- [工作說明]:
(A) 列出關於堅毅型人才的段落中,括號裡所舉出的缺乏晉陞公司高層機會的各類人群。
(B) 從關於堅毅型人才的段落最後一句之後接著往下寫。

- [選定文字]:
++++

但堅毅型人才也不是萬能葯。在仔細斟酌之前,對於堅毅型人才的搜尋可能會成為「逐條核對」換湯不換藥的做法:如果沒有採取周密的舉措尋找強有力的候選人,並為其打造相應的支持環境,最終的結果必然會令人失望。(它還有可能助長一種扭曲的成見,即那些弱勢人群的成功依賴於白皮膚救世主的施捨)。這也是為什麼《財富》建議對此進行重新定義的原因:不要將堅毅看作是艱難生活的解藥,而是看作對掌控生活複雜性的一種不懈追求,我們每個人都有這樣的經歷。當公司在招聘時能夠意識到這一複雜性時,僱主就會為缺乏晉陞公司高層機會的人群(少數民族、居家父母、工薪階層的孩子和退伍軍人)提供顛覆性機遇。對於目前正處於激烈的人才爭奪戰中的整個世界來說,此舉有助於公司找到那些承受能力強,能夠創造性地去應對各種障礙的人士。

++++

- [提供資料]:
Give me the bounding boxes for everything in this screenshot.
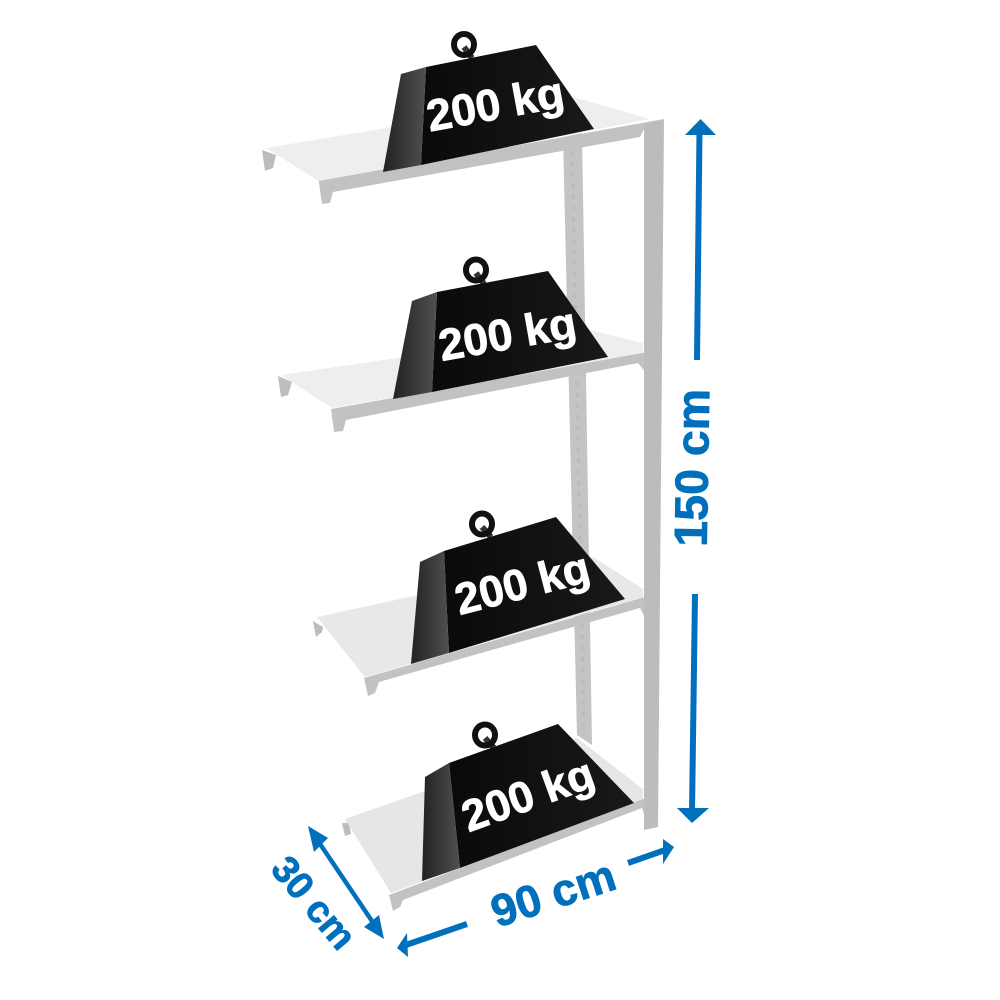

++++

- [逐項結果]:
(A) 少數民族、居家父母、工薪階層的孩子、退伍軍人

(B)
貝克說,「那些在大好時光上好學校的人群會遇到賞識他的人,並拿到好公司的面試機會,這是他們的必經之路,可謂是一馬平川。」那沒有機會接觸這條道路的人怎麼辦?「他們的生活道路看起來是斜的,類似於對角線,他們不得不原路折回,而且他們會回到原點。但你知道嗎?獲得成功的正是這類人。」

公司很難找到這類求職者的部分原因在於愛走捷徑這一不良習慣。負責與這一慣性思維作鬥爭的Salesforce首席平等官托尼·普羅菲特表示,「如果Salesforce每位員工的計算機科學學位僅來自於5所(同樣的)大學,那麼公司的人才池將接近乾涸。」同樣,員工的推薦通常也難以奏效。如果要讓一屋子頂級學校畢業的高分研究生推薦潛在的新同事,他們所提供的人選當中很有可能滿是他們自己的復刻版。

Code2040社區動員總監米米·福克斯·梅爾頓指出,「我們經常會聽到公司說,那個膚色的人群不會申請這個職位。」Code2040是一家非營利性組織,專註於培養科技行業的黑人和拉丁裔領導。「公司必須弄明白『沒有任何黑人』與『我們不認識任何黑人』之間的區別。」但問題在於,上面所提到的這些決策者們並不認識任何單親媽媽,或來自於農村的窮孩子。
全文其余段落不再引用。